# [MATERIAL SUPPLIED]
•••

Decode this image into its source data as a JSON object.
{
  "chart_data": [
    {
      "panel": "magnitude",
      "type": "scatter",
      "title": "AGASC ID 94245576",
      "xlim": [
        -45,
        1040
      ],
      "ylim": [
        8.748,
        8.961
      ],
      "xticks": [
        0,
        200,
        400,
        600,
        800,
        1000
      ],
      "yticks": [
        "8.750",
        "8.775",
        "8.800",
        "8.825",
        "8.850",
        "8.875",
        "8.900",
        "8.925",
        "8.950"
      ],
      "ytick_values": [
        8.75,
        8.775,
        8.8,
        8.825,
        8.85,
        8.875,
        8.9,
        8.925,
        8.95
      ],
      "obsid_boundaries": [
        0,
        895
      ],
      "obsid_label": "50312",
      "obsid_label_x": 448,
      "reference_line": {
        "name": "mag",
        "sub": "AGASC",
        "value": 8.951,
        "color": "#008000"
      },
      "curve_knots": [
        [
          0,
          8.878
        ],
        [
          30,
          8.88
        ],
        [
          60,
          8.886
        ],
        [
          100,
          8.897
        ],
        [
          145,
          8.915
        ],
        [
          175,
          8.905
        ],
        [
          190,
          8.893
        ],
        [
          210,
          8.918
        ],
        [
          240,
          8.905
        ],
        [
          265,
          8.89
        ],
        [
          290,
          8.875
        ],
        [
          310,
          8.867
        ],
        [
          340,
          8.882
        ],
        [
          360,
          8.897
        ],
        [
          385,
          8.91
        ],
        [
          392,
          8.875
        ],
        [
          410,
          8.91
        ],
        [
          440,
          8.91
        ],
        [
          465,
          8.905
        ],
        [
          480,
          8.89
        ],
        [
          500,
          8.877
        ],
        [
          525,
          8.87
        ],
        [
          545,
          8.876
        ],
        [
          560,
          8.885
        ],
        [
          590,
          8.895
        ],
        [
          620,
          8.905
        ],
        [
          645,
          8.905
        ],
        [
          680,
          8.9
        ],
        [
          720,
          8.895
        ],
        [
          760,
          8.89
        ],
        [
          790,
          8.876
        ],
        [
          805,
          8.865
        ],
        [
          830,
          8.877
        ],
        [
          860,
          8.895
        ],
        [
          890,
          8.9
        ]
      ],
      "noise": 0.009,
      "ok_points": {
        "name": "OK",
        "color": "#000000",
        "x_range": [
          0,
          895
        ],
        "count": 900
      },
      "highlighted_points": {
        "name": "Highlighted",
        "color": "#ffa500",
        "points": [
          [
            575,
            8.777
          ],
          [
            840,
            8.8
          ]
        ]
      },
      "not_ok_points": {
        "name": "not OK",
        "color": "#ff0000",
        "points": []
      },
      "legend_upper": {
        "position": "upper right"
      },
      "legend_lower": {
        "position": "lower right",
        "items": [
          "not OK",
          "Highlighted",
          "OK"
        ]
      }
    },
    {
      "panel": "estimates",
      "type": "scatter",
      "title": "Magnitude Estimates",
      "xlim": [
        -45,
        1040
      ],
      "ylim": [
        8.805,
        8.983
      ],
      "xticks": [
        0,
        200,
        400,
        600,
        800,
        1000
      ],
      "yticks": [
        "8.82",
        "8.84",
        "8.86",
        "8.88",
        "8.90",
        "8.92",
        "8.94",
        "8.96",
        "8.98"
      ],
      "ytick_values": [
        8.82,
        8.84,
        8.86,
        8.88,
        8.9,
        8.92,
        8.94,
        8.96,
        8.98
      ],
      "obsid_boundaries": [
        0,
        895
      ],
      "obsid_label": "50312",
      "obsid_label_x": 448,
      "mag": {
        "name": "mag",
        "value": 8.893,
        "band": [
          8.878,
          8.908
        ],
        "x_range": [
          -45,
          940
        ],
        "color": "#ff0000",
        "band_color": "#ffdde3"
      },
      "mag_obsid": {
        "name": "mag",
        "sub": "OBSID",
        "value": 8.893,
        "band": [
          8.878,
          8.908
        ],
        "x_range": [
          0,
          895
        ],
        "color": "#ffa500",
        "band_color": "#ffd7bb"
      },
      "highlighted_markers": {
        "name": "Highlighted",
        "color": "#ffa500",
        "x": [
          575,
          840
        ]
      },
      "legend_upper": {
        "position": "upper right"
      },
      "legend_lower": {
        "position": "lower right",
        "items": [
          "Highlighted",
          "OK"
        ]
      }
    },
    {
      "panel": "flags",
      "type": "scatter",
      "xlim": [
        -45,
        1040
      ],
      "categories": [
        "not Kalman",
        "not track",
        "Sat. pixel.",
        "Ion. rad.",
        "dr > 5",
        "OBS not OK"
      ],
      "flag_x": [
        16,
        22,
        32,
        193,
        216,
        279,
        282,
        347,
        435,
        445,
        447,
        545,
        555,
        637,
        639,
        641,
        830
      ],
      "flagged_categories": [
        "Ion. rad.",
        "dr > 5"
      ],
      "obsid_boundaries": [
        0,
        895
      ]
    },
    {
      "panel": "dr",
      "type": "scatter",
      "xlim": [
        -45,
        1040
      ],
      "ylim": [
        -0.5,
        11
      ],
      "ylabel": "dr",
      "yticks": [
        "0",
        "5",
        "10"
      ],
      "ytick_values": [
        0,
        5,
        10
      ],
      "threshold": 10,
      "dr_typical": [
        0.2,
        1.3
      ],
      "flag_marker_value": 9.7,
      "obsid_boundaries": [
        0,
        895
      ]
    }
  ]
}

•••

# [WHAT TO WORK ON]
Every entry must be output again, exactly as written above.

# [FULL ANSWER]
Decode this image into its source data as a JSON object.
{
  "chart_data": [
    {
      "panel": "magnitude",
      "type": "scatter",
      "title": "AGASC ID 94245576",
      "xlim": [
        -45,
        1040
      ],
      "ylim": [
        8.748,
        8.961
      ],
      "xticks": [
        0,
        200,
        400,
        600,
        800,
        1000
      ],
      "yticks": [
        "8.750",
        "8.775",
        "8.800",
        "8.825",
        "8.850",
        "8.875",
        "8.900",
        "8.925",
        "8.950"
      ],
      "ytick_values": [
        8.75,
        8.775,
        8.8,
        8.825,
        8.85,
        8.875,
        8.9,
        8.925,
        8.95
      ],
      "obsid_boundaries": [
        0,
        895
      ],
      "obsid_label": "50312",
      "obsid_label_x": 448,
      "reference_line": {
        "name": "mag",
        "sub": "AGASC",
        "value": 8.951,
        "color": "#008000"
      },
      "curve_knots": [
        [
          0,
          8.878
        ],
        [
          30,
          8.88
        ],
        [
          60,
          8.886
        ],
        [
          100,
          8.897
        ],
        [
          145,
          8.915
        ],
        [
          175,
          8.905
        ],
        [
          190,
          8.893
        ],
        [
          210,
          8.918
        ],
        [
          240,
          8.905
        ],
        [
          265,
          8.89
        ],
        [
          290,
          8.875
        ],
        [
          310,
          8.867
        ],
        [
          340,
          8.882
        ],
        [
          360,
          8.897
        ],
        [
          385,
          8.91
        ],
        [
          392,
          8.875
        ],
        [
          410,
          8.91
        ],
        [
          440,
          8.91
        ],
        [
          465,
          8.905
        ],
        [
          480,
          8.89
        ],
        [
          500,
          8.877
        ],
        [
          525,
          8.87
        ],
        [
          545,
          8.876
        ],
        [
          560,
          8.885
        ],
        [
          590,
          8.895
        ],
        [
          620,
          8.905
        ],
        [
          645,
          8.905
        ],
        [
          680,
          8.9
        ],
        [
          720,
          8.895
        ],
        [
          760,
          8.89
        ],
        [
          790,
          8.876
        ],
        [
          805,
          8.865
        ],
        [
          830,
          8.877
        ],
        [
          860,
          8.895
        ],
        [
          890,
          8.9
        ]
      ],
      "noise": 0.009,
      "ok_points": {
        "name": "OK",
        "color": "#000000",
        "x_range": [
          0,
          895
        ],
        "count": 900
      },
      "highlighted_points": {
        "name": "Highlighted",
        "color": "#ffa500",
        "points": [
          [
            575,
            8.777
          ],
          [
            840,
            8.8
          ]
        ]
      },
      "not_ok_points": {
        "name": "not OK",
        "color": "#ff0000",
        "points": []
      },
      "legend_upper": {
        "position": "upper right"
      },
      "legend_lower": {
        "position": "lower right",
        "items": [
          "not OK",
          "Highlighted",
          "OK"
        ]
      }
    },
    {
      "panel": "estimates",
      "type": "scatter",
      "title": "Magnitude Estimates",
      "xlim": [
        -45,
        1040
      ],
      "ylim": [
        8.805,
        8.983
      ],
      "xticks": [
        0,
        200,
        400,
        600,
        800,
        1000
      ],
      "yticks": [
        "8.82",
        "8.84",
        "8.86",
        "8.88",
        "8.90",
        "8.92",
        "8.94",
        "8.96",
        "8.98"
      ],
      "ytick_values": [
        8.82,
        8.84,
        8.86,
        8.88,
        8.9,
        8.92,
        8.94,
        8.96,
        8.98
      ],
      "obsid_boundaries": [
        0,
        895
      ],
      "obsid_label": "50312",
      "obsid_label_x": 448,
      "mag": {
        "name": "mag",
        "value": 8.893,
        "band": [
          8.878,
          8.908
        ],
        "x_range": [
          -45,
          940
        ],
        "color": "#ff0000",
        "band_color": "#ffdde3"
      },
      "mag_obsid": {
        "name": "mag",
        "sub": "OBSID",
        "value": 8.893,
        "band": [
          8.878,
          8.908
        ],
        "x_range": [
          0,
          895
        ],
        "color": "#ffa500",
        "band_color": "#ffd7bb"
      },
      "highlighted_markers": {
        "name": "Highlighted",
        "color": "#ffa500",
        "x": [
          575,
          840
        ]
      },
      "legend_upper": {
        "position": "upper right"
      },
      "legend_lower": {
        "position": "lower right",
        "items": [
          "Highlighted",
          "OK"
        ]
      }
    },
    {
      "panel": "flags",
      "type": "scatter",
      "xlim": [
        -45,
        1040
      ],
      "categories": [
        "not Kalman",
        "not track",
        "Sat. pixel.",
        "Ion. rad.",
        "dr > 5",
        "OBS not OK"
      ],
      "flag_x": [
        16,
        22,
        32,
        193,
        216,
        279,
        282,
        347,
        435,
        445,
        447,
        545,
        555,
        637,
        639,
        641,
        830
      ],
      "flagged_categories": [
        "Ion. rad.",
        "dr > 5"
      ],
      "obsid_boundaries": [
        0,
        895
      ]
    },
    {
      "panel": "dr",
      "type": "scatter",
      "xlim": [
        -45,
        1040
      ],
      "ylim": [
        -0.5,
        11
      ],
      "ylabel": "dr",
      "yticks": [
        "0",
        "5",
        "10"
      ],
      "ytick_values": [
        0,
        5,
        10
      ],
      "threshold": 10,
      "dr_typical": [
        0.2,
        1.3
      ],
      "flag_marker_value": 9.7,
      "obsid_boundaries": [
        0,
        895
      ]
    }
  ]
}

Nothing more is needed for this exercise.